◆ **GOAL OF THE EXERCISE**: Please print every line of the items below, character for character, with no changes.

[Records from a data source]
|---|

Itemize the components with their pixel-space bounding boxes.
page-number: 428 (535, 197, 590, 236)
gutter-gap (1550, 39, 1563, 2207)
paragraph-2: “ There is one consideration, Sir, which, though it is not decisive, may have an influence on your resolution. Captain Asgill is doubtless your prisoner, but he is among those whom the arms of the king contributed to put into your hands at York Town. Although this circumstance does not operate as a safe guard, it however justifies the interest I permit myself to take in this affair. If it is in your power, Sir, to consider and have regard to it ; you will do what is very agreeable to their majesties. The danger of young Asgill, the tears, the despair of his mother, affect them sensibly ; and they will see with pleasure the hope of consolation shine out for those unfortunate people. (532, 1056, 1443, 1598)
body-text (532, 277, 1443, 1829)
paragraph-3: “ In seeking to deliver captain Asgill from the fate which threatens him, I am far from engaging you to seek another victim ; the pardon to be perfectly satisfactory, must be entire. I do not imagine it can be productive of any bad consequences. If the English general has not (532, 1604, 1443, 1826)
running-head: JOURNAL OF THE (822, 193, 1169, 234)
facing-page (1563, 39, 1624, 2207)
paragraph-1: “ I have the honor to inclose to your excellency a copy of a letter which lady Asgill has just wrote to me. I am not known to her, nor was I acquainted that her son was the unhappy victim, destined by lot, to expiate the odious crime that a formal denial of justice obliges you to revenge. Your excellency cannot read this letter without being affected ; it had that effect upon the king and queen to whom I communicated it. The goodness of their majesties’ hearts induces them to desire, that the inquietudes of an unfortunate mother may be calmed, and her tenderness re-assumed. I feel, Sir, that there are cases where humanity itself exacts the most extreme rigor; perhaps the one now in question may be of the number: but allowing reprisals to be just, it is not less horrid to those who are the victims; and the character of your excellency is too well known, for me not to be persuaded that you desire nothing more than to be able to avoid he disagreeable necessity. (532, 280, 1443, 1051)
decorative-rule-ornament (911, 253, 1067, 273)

|---|

◆ **RESPONSE TO THE TASK**:
Itemize the components with their pixel-space bounding boxes.
page-number: 428 (535, 197, 590, 236)
gutter-gap (1550, 39, 1563, 2207)
paragraph-2: “ There is one consideration, Sir, which, though it is not decisive, may have an influence on your resolution. Captain Asgill is doubtless your prisoner, but he is among those whom the arms of the king contributed to put into your hands at York Town. Although this circumstance does not operate as a safe guard, it however justifies the interest I permit myself to take in this affair. If it is in your power, Sir, to consider and have regard to it ; you will do what is very agreeable to their majesties. The danger of young Asgill, the tears, the despair of his mother, affect them sensibly ; and they will see with pleasure the hope of consolation shine out for those unfortunate people. (532, 1056, 1443, 1598)
body-text (532, 277, 1443, 1829)
paragraph-3: “ In seeking to deliver captain Asgill from the fate which threatens him, I am far from engaging you to seek another victim ; the pardon to be perfectly satisfactory, must be entire. I do not imagine it can be productive of any bad consequences. If the English general has not (532, 1604, 1443, 1826)
running-head: JOURNAL OF THE (822, 193, 1169, 234)
facing-page (1563, 39, 1624, 2207)
paragraph-1: “ I have the honor to inclose to your excellency a copy of a letter which lady Asgill has just wrote to me. I am not known to her, nor was I acquainted that her son was the unhappy victim, destined by lot, to expiate the odious crime that a formal denial of justice obliges you to revenge. Your excellency cannot read this letter without being affected ; it had that effect upon the king and queen to whom I communicated it. The goodness of their majesties’ hearts induces them to desire, that the inquietudes of an unfortunate mother may be calmed, and her tenderness re-assumed. I feel, Sir, that there are cases where humanity itself exacts the most extreme rigor; perhaps the one now in question may be of the number: but allowing reprisals to be just, it is not less horrid to those who are the victims; and the character of your excellency is too well known, for me not to be persuaded that you desire nothing more than to be able to avoid he disagreeable necessity. (532, 280, 1443, 1051)
decorative-rule-ornament (911, 253, 1067, 273)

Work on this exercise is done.